## Begin
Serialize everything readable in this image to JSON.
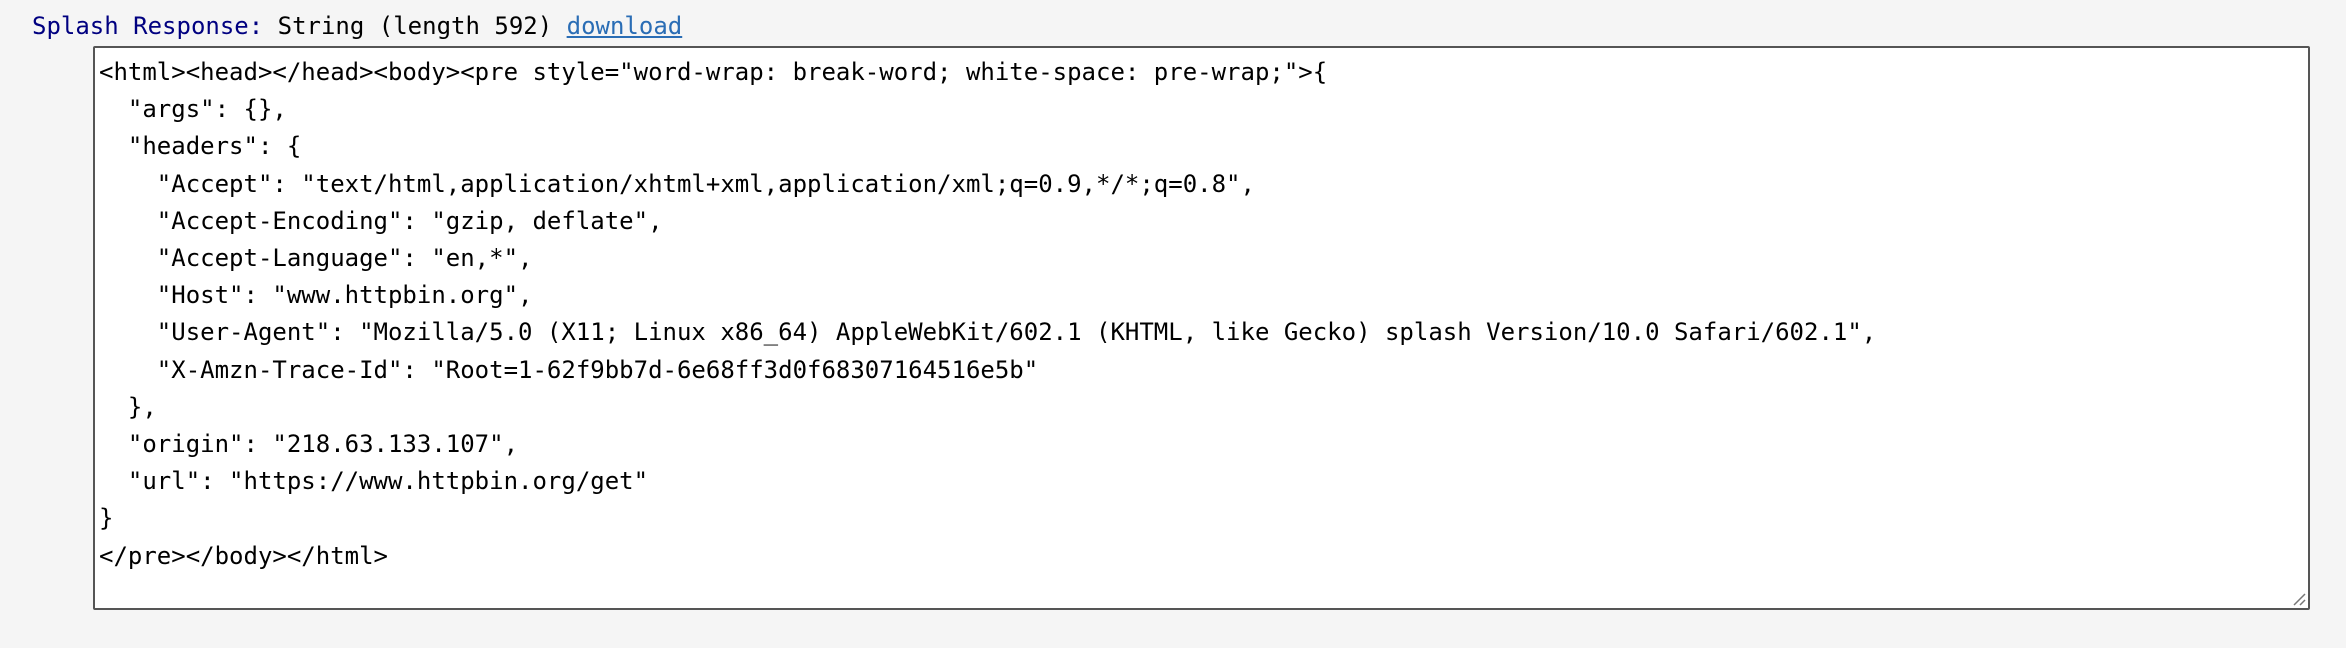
{
  "header": {
    "label": "Splash Response:",
    "type_text": " String (length 592) ",
    "download_label": "download"
  },
  "response": {
    "text": "<html><head></head><body><pre style=\"word-wrap: break-word; white-space: pre-wrap;\">{\n  \"args\": {},\n  \"headers\": {\n    \"Accept\": \"text/html,application/xhtml+xml,application/xml;q=0.9,*/*;q=0.8\",\n    \"Accept-Encoding\": \"gzip, deflate\",\n    \"Accept-Language\": \"en,*\",\n    \"Host\": \"www.httpbin.org\",\n    \"User-Agent\": \"Mozilla/5.0 (X11; Linux x86_64) AppleWebKit/602.1 (KHTML, like Gecko) splash Version/10.0 Safari/602.1\",\n    \"X-Amzn-Trace-Id\": \"Root=1-62f9bb7d-6e68ff3d0f68307164516e5b\"\n  },\n  \"origin\": \"218.63.133.107\",\n  \"url\": \"https://www.httpbin.org/get\"\n}\n</pre></body></html>"
  },
  "colors": {
    "label": "#000080",
    "link": "#2a6db5",
    "background": "#f5f5f5",
    "box_border": "#555555"
  },
  "icons": {
    "resize": "resize-grip-icon"
  }
}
## End
» **YOUR OBJECTIVE**
Every record must be copied exactly, with images dropped from the result.

» **CORRECT ANSWER**
Serialize everything readable in this image to JSON.
{
  "header": {
    "label": "Splash Response:",
    "type_text": " String (length 592) ",
    "download_label": "download"
  },
  "response": {
    "text": "<html><head></head><body><pre style=\"word-wrap: break-word; white-space: pre-wrap;\">{\n  \"args\": {},\n  \"headers\": {\n    \"Accept\": \"text/html,application/xhtml+xml,application/xml;q=0.9,*/*;q=0.8\",\n    \"Accept-Encoding\": \"gzip, deflate\",\n    \"Accept-Language\": \"en,*\",\n    \"Host\": \"www.httpbin.org\",\n    \"User-Agent\": \"Mozilla/5.0 (X11; Linux x86_64) AppleWebKit/602.1 (KHTML, like Gecko) splash Version/10.0 Safari/602.1\",\n    \"X-Amzn-Trace-Id\": \"Root=1-62f9bb7d-6e68ff3d0f68307164516e5b\"\n  },\n  \"origin\": \"218.63.133.107\",\n  \"url\": \"https://www.httpbin.org/get\"\n}\n</pre></body></html>"
  },
  "colors": {
    "label": "#000080",
    "link": "#2a6db5",
    "background": "#f5f5f5",
    "box_border": "#555555"
  },
  "icons": {
    "resize": "resize-grip-icon"
  }
}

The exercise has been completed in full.